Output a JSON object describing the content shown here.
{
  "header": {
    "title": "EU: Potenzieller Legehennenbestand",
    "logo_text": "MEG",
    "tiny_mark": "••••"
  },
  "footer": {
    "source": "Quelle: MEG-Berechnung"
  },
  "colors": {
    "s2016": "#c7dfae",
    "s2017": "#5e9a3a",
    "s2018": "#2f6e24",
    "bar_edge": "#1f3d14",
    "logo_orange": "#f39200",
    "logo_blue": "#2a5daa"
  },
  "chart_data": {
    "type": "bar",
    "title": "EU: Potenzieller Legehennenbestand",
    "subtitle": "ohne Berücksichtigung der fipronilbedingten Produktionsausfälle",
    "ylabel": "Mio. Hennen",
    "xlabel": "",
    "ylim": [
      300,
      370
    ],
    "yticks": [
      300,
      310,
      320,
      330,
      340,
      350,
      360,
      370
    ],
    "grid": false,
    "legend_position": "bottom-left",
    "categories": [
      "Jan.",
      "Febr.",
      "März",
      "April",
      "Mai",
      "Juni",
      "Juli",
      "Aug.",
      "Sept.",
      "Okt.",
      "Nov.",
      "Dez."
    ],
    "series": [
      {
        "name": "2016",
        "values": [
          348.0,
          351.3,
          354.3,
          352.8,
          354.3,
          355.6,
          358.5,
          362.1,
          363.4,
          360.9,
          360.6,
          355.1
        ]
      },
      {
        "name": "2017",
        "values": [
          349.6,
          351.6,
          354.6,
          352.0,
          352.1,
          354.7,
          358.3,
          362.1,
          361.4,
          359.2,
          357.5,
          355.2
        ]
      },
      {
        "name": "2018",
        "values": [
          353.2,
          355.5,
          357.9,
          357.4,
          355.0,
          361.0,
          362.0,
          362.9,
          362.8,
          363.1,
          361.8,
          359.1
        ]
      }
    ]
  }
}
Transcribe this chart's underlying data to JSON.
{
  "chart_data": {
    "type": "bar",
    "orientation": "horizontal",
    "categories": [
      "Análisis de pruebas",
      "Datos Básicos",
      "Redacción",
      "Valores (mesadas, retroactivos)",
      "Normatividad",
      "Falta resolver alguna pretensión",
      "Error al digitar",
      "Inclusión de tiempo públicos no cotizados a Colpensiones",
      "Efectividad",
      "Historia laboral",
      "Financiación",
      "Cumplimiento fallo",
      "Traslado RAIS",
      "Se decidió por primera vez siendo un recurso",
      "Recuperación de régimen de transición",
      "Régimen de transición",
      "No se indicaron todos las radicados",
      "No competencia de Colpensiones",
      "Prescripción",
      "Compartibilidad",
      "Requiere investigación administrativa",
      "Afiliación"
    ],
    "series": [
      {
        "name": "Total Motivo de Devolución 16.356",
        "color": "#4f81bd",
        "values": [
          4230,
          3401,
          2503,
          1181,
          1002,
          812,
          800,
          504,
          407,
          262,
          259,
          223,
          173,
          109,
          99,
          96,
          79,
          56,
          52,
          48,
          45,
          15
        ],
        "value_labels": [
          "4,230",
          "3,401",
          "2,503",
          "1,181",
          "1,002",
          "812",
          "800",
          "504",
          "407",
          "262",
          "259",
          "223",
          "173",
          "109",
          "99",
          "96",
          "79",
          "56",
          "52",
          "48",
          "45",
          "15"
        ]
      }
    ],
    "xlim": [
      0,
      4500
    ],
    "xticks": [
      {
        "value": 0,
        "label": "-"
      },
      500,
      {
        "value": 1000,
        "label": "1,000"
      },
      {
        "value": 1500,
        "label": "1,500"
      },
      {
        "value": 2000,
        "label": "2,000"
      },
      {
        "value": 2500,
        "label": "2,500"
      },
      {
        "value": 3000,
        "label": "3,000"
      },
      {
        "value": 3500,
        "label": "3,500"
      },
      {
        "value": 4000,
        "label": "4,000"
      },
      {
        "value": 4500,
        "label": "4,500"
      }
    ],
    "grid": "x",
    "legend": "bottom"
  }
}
___
• Exercise:
Look through the entries above for the word "transición". Copy every line where it shows up.

• Response:
      "Recuperación de régimen de transición",
      "Régimen de transición",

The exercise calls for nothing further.